- Requirements -
Retype the listing that follows, exactly as written.

- Records supplied -
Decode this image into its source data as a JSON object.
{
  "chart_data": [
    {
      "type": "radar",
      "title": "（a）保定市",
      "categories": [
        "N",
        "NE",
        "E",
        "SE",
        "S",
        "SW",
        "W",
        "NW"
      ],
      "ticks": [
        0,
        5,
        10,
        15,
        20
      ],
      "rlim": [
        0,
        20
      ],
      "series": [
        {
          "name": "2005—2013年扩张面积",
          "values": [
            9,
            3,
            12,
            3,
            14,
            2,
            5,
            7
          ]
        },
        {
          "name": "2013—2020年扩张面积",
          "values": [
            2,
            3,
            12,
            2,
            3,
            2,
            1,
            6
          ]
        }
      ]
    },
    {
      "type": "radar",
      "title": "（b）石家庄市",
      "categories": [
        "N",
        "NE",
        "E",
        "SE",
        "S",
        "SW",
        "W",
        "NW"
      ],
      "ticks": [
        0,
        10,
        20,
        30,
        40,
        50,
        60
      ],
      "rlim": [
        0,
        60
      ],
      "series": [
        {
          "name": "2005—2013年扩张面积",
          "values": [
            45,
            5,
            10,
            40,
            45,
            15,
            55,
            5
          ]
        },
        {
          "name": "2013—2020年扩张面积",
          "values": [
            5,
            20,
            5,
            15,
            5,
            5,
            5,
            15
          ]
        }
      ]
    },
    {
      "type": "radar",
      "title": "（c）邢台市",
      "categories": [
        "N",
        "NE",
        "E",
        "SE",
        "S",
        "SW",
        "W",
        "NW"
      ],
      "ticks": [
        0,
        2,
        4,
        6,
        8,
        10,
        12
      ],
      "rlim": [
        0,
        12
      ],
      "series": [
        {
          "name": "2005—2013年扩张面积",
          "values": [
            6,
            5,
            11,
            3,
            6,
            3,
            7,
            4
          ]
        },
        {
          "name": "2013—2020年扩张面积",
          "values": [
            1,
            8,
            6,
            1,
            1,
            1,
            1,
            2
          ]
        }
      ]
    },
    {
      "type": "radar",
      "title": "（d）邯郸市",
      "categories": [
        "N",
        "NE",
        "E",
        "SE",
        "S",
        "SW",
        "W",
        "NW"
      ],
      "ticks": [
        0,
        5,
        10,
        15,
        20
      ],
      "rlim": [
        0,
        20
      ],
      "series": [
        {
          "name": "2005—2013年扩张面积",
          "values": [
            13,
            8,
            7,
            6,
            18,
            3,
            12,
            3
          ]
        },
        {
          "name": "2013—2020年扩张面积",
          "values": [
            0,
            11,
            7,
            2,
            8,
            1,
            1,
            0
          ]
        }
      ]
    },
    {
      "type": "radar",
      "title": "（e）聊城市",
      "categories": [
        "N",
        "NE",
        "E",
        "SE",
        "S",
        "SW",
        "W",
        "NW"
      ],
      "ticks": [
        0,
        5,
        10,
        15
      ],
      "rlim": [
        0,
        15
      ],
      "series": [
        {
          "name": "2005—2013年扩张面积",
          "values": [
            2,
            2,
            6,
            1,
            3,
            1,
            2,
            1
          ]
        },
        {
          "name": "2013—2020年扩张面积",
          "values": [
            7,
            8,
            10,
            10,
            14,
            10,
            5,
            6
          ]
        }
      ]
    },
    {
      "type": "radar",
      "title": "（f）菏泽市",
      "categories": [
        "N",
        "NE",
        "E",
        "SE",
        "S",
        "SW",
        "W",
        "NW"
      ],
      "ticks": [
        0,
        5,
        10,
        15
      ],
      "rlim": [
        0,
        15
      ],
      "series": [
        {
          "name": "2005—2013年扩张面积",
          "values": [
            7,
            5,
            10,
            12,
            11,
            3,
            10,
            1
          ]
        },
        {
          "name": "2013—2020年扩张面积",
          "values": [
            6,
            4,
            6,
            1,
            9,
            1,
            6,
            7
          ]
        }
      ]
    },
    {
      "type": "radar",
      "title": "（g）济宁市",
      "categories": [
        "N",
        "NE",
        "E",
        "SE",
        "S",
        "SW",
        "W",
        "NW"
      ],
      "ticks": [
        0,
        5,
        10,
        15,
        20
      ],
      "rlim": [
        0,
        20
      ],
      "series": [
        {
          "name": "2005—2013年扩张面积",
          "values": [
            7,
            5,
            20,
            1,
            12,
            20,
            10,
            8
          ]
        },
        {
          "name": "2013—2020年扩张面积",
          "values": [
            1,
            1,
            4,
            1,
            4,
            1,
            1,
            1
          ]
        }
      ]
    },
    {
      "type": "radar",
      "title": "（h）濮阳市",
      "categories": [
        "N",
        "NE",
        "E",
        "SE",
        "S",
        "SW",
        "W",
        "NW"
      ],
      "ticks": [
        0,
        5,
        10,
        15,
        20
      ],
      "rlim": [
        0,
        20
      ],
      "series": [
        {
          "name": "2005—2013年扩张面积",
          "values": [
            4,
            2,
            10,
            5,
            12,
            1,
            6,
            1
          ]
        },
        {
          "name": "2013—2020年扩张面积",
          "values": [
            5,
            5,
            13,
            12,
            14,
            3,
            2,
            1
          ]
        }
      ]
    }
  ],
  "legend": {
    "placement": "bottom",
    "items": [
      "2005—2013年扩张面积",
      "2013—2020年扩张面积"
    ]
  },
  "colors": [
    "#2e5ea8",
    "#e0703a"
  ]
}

- Solution to the problem -
Decode this image into its source data as a JSON object.
{
  "chart_data": [
    {
      "type": "radar",
      "title": "（a）保定市",
      "categories": [
        "N",
        "NE",
        "E",
        "SE",
        "S",
        "SW",
        "W",
        "NW"
      ],
      "ticks": [
        0,
        5,
        10,
        15,
        20
      ],
      "rlim": [
        0,
        20
      ],
      "series": [
        {
          "name": "2005—2013年扩张面积",
          "values": [
            9,
            3,
            12,
            3,
            14,
            2,
            5,
            7
          ]
        },
        {
          "name": "2013—2020年扩张面积",
          "values": [
            2,
            3,
            12,
            2,
            3,
            2,
            1,
            6
          ]
        }
      ]
    },
    {
      "type": "radar",
      "title": "（b）石家庄市",
      "categories": [
        "N",
        "NE",
        "E",
        "SE",
        "S",
        "SW",
        "W",
        "NW"
      ],
      "ticks": [
        0,
        10,
        20,
        30,
        40,
        50,
        60
      ],
      "rlim": [
        0,
        60
      ],
      "series": [
        {
          "name": "2005—2013年扩张面积",
          "values": [
            45,
            5,
            10,
            40,
            45,
            15,
            55,
            5
          ]
        },
        {
          "name": "2013—2020年扩张面积",
          "values": [
            5,
            20,
            5,
            15,
            5,
            5,
            5,
            15
          ]
        }
      ]
    },
    {
      "type": "radar",
      "title": "（c）邢台市",
      "categories": [
        "N",
        "NE",
        "E",
        "SE",
        "S",
        "SW",
        "W",
        "NW"
      ],
      "ticks": [
        0,
        2,
        4,
        6,
        8,
        10,
        12
      ],
      "rlim": [
        0,
        12
      ],
      "series": [
        {
          "name": "2005—2013年扩张面积",
          "values": [
            6,
            5,
            11,
            3,
            6,
            3,
            7,
            4
          ]
        },
        {
          "name": "2013—2020年扩张面积",
          "values": [
            1,
            8,
            6,
            1,
            1,
            1,
            1,
            2
          ]
        }
      ]
    },
    {
      "type": "radar",
      "title": "（d）邯郸市",
      "categories": [
        "N",
        "NE",
        "E",
        "SE",
        "S",
        "SW",
        "W",
        "NW"
      ],
      "ticks": [
        0,
        5,
        10,
        15,
        20
      ],
      "rlim": [
        0,
        20
      ],
      "series": [
        {
          "name": "2005—2013年扩张面积",
          "values": [
            13,
            8,
            7,
            6,
            18,
            3,
            12,
            3
          ]
        },
        {
          "name": "2013—2020年扩张面积",
          "values": [
            0,
            11,
            7,
            2,
            8,
            1,
            1,
            0
          ]
        }
      ]
    },
    {
      "type": "radar",
      "title": "（e）聊城市",
      "categories": [
        "N",
        "NE",
        "E",
        "SE",
        "S",
        "SW",
        "W",
        "NW"
      ],
      "ticks": [
        0,
        5,
        10,
        15
      ],
      "rlim": [
        0,
        15
      ],
      "series": [
        {
          "name": "2005—2013年扩张面积",
          "values": [
            2,
            2,
            6,
            1,
            3,
            1,
            2,
            1
          ]
        },
        {
          "name": "2013—2020年扩张面积",
          "values": [
            7,
            8,
            10,
            10,
            14,
            10,
            5,
            6
          ]
        }
      ]
    },
    {
      "type": "radar",
      "title": "（f）菏泽市",
      "categories": [
        "N",
        "NE",
        "E",
        "SE",
        "S",
        "SW",
        "W",
        "NW"
      ],
      "ticks": [
        0,
        5,
        10,
        15
      ],
      "rlim": [
        0,
        15
      ],
      "series": [
        {
          "name": "2005—2013年扩张面积",
          "values": [
            7,
            5,
            10,
            12,
            11,
            3,
            10,
            1
          ]
        },
        {
          "name": "2013—2020年扩张面积",
          "values": [
            6,
            4,
            6,
            1,
            9,
            1,
            6,
            7
          ]
        }
      ]
    },
    {
      "type": "radar",
      "title": "（g）济宁市",
      "categories": [
        "N",
        "NE",
        "E",
        "SE",
        "S",
        "SW",
        "W",
        "NW"
      ],
      "ticks": [
        0,
        5,
        10,
        15,
        20
      ],
      "rlim": [
        0,
        20
      ],
      "series": [
        {
          "name": "2005—2013年扩张面积",
          "values": [
            7,
            5,
            20,
            1,
            12,
            20,
            10,
            8
          ]
        },
        {
          "name": "2013—2020年扩张面积",
          "values": [
            1,
            1,
            4,
            1,
            4,
            1,
            1,
            1
          ]
        }
      ]
    },
    {
      "type": "radar",
      "title": "（h）濮阳市",
      "categories": [
        "N",
        "NE",
        "E",
        "SE",
        "S",
        "SW",
        "W",
        "NW"
      ],
      "ticks": [
        0,
        5,
        10,
        15,
        20
      ],
      "rlim": [
        0,
        20
      ],
      "series": [
        {
          "name": "2005—2013年扩张面积",
          "values": [
            4,
            2,
            10,
            5,
            12,
            1,
            6,
            1
          ]
        },
        {
          "name": "2013—2020年扩张面积",
          "values": [
            5,
            5,
            13,
            12,
            14,
            3,
            2,
            1
          ]
        }
      ]
    }
  ],
  "legend": {
    "placement": "bottom",
    "items": [
      "2005—2013年扩张面积",
      "2013—2020年扩张面积"
    ]
  },
  "colors": [
    "#2e5ea8",
    "#e0703a"
  ]
}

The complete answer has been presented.